Task prompt → Exactly repeat the full listing that follows.

--- Start Provided records ---

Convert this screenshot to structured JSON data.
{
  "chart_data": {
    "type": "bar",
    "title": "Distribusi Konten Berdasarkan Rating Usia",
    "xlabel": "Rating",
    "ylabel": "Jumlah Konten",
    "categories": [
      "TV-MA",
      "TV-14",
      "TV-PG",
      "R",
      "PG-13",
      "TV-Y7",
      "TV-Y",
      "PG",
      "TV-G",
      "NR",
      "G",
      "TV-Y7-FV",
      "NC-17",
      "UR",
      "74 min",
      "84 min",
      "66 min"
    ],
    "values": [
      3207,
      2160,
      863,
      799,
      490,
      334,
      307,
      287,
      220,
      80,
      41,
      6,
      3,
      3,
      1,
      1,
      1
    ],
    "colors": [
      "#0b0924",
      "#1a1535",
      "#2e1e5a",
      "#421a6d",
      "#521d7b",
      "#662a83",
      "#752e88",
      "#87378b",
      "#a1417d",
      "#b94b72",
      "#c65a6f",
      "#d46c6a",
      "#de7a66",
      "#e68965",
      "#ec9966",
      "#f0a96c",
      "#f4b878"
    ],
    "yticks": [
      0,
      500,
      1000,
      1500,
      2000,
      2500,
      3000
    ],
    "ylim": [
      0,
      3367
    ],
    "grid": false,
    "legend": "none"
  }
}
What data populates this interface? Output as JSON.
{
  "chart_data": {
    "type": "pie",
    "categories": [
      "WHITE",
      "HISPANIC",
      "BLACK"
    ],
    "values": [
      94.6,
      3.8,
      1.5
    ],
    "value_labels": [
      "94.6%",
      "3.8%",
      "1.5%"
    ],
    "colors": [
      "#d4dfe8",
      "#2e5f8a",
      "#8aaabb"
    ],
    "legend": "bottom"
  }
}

--- End Provided records ---

Exercise result →
Convert this screenshot to structured JSON data.
{
  "chart_data": {
    "type": "bar",
    "title": "Distribusi Konten Berdasarkan Rating Usia",
    "xlabel": "Rating",
    "ylabel": "Jumlah Konten",
    "categories": [
      "TV-MA",
      "TV-14",
      "TV-PG",
      "R",
      "PG-13",
      "TV-Y7",
      "TV-Y",
      "PG",
      "TV-G",
      "NR",
      "G",
      "TV-Y7-FV",
      "NC-17",
      "UR",
      "74 min",
      "84 min",
      "66 min"
    ],
    "values": [
      3207,
      2160,
      863,
      799,
      490,
      334,
      307,
      287,
      220,
      80,
      41,
      6,
      3,
      3,
      1,
      1,
      1
    ],
    "colors": [
      "#0b0924",
      "#1a1535",
      "#2e1e5a",
      "#421a6d",
      "#521d7b",
      "#662a83",
      "#752e88",
      "#87378b",
      "#a1417d",
      "#b94b72",
      "#c65a6f",
      "#d46c6a",
      "#de7a66",
      "#e68965",
      "#ec9966",
      "#f0a96c",
      "#f4b878"
    ],
    "yticks": [
      0,
      500,
      1000,
      1500,
      2000,
      2500,
      3000
    ],
    "ylim": [
      0,
      3367
    ],
    "grid": false,
    "legend": "none"
  }
}
What data populates this interface? Output as JSON.
{
  "chart_data": {
    "type": "pie",
    "categories": [
      "WHITE",
      "HISPANIC",
      "BLACK"
    ],
    "values": [
      94.6,
      3.8,
      1.5
    ],
    "value_labels": [
      "94.6%",
      "3.8%",
      "1.5%"
    ],
    "colors": [
      "#d4dfe8",
      "#2e5f8a",
      "#8aaabb"
    ],
    "legend": "bottom"
  }
}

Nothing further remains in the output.